■ GIVEN REQUEST: Write out the entire listing below exactly, with the pictures left out.
- - - - -
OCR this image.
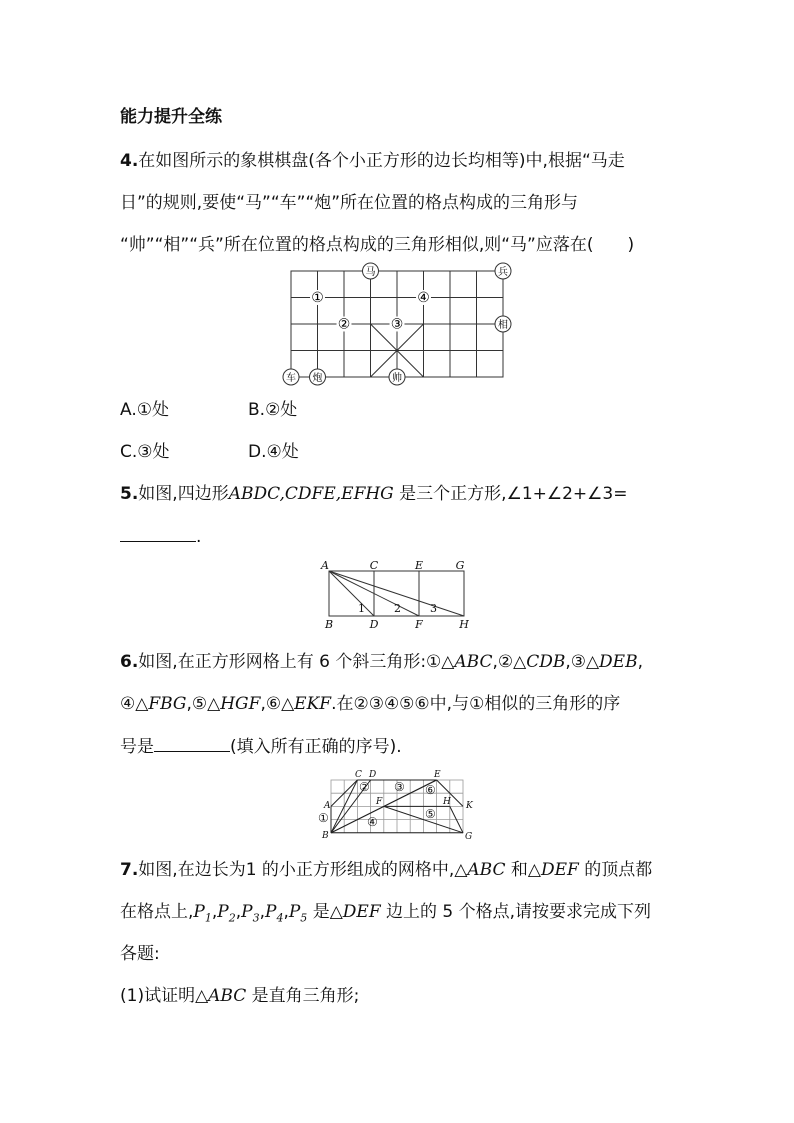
能力提升全练
4.在如图所示的象棋棋盘(各个小正方形的边长均相等)中,根据“马走
日”的规则,要使“马”“车”“炮”所在位置的格点构成的三角形与
“帅”“相”“兵”所在位置的格点构成的三角形相似,则“马”应落在(　　)
马	兵
相
车 炮	帅
①
②	③
④
A.①处	B.②处
C.③处	D.④处
5.如图,四边形ABDC,CDFE,EFHG 是三个正方形,∠1+∠2+∠3=
.
A	C	E	G
B	D	F	H
1	2	3
6.如图,在正方形网格上有 6 个斜三角形:①△ABC,②△CDB,③△DEB,
④△FBG,⑤△HGF,⑥△EKF.在②③④⑤⑥中,与①相似的三角形的序
号是	(填入所有正确的序号).
A
B
C D	E
F
G
H K
①
② ③
④
⑤
⑥
7.如图,在边长为1 的小正方形组成的网格中,△ABC 和△DEF 的顶点都
在格点上$,P_1,P_2,P_3,P_4,P_5$ 是△DEF 边上的 5 个格点,请按要求完成下列
各题:
(1)试证明△ABC 是直角三角形;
- - - - -
■ PROBLEM SOLUTION:
OCR this image.
能力提升全练
4.在如图所示的象棋棋盘(各个小正方形的边长均相等)中,根据“马走
日”的规则,要使“马”“车”“炮”所在位置的格点构成的三角形与
“帅”“相”“兵”所在位置的格点构成的三角形相似,则“马”应落在(　　)
马	兵
相
车 炮	帅
①
②	③
④
A.①处	B.②处
C.③处	D.④处
5.如图,四边形ABDC,CDFE,EFHG 是三个正方形,∠1+∠2+∠3=
.
A	C	E	G
B	D	F	H
1	2	3
6.如图,在正方形网格上有 6 个斜三角形:①△ABC,②△CDB,③△DEB,
④△FBG,⑤△HGF,⑥△EKF.在②③④⑤⑥中,与①相似的三角形的序
号是	(填入所有正确的序号).
A
B
C D	E
F
G
H K
①
② ③
④
⑤
⑥
7.如图,在边长为1 的小正方形组成的网格中,△ABC 和△DEF 的顶点都
在格点上$,P_1,P_2,P_3,P_4,P_5$ 是△DEF 边上的 5 个格点,请按要求完成下列
各题:
(1)试证明△ABC 是直角三角形;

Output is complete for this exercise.